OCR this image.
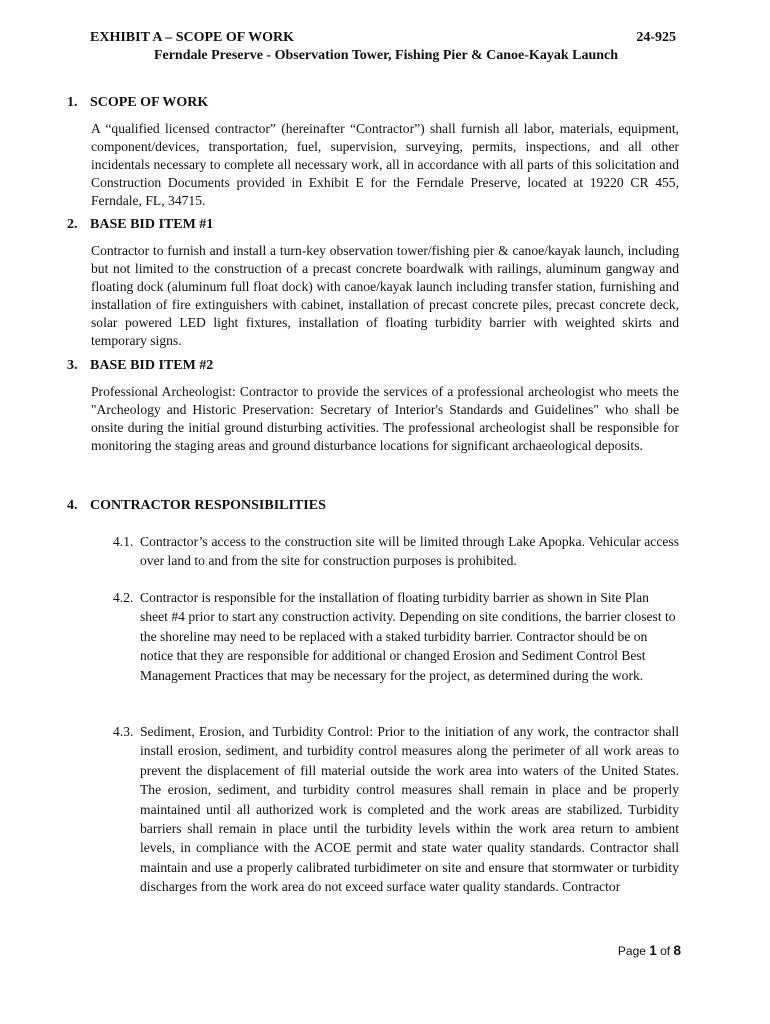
EXHIBIT A – SCOPE OF WORK	24-925
Ferndale Preserve - Observation Tower, Fishing Pier & Canoe-Kayak Launch
1. SCOPE OF WORK
A “qualified licensed contractor” (hereinafter “Contractor”) shall furnish all labor, materials, equipment, component/devices, transportation, fuel, supervision, surveying, permits, inspections, and all other incidentals necessary to complete all necessary work, all in accordance with all parts of this solicitation and Construction Documents provided in Exhibit E for the Ferndale Preserve, located at 19220 CR 455, Ferndale, FL, 34715.
2. BASE BID ITEM #1
Contractor to furnish and install a turn-key observation tower/fishing pier & canoe/kayak launch, including but not limited to the construction of a precast concrete boardwalk with railings, aluminum gangway and floating dock (aluminum full float dock) with canoe/kayak launch including transfer station, furnishing and installation of fire extinguishers with cabinet, installation of precast concrete piles, precast concrete deck, solar powered LED light fixtures, installation of floating turbidity barrier with weighted skirts and temporary signs.
3. BASE BID ITEM #2
Professional Archeologist: Contractor to provide the services of a professional archeologist who meets the "Archeology and Historic Preservation: Secretary of Interior's Standards and Guidelines" who shall be onsite during the initial ground disturbing activities. The professional archeologist shall be responsible for monitoring the staging areas and ground disturbance locations for significant archaeological deposits.
4. CONTRACTOR RESPONSIBILITIES
4.1. Contractor’s access to the construction site will be limited through Lake Apopka. Vehicular access over land to and from the site for construction purposes is prohibited.
4.2. Contractor is responsible for the installation of floating turbidity barrier as shown in Site Plan sheet #4 prior to start any construction activity. Depending on site conditions, the barrier closest to the shoreline may need to be replaced with a staked turbidity barrier. Contractor should be on notice that they are responsible for additional or changed Erosion and Sediment Control Best Management Practices that may be necessary for the project, as determined during the work.
4.3. Sediment, Erosion, and Turbidity Control: Prior to the initiation of any work, the contractor shall install erosion, sediment, and turbidity control measures along the perimeter of all work areas to prevent the displacement of fill material outside the work area into waters of the United States. The erosion, sediment, and turbidity control measures shall remain in place and be properly maintained until all authorized work is completed and the work areas are stabilized. Turbidity barriers shall remain in place until the turbidity levels within the work area return to ambient levels, in compliance with the ACOE permit and state water quality standards. Contractor shall maintain and use a properly calibrated turbidimeter on site and ensure that stormwater or turbidity discharges from the work area do not exceed surface water quality standards. Contractor
Page 1 of 8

────────

= AIM =
Examine the entries and report how many of their lines contain the string "during", giving no more than the number.

= EXERCISE RESULT =
2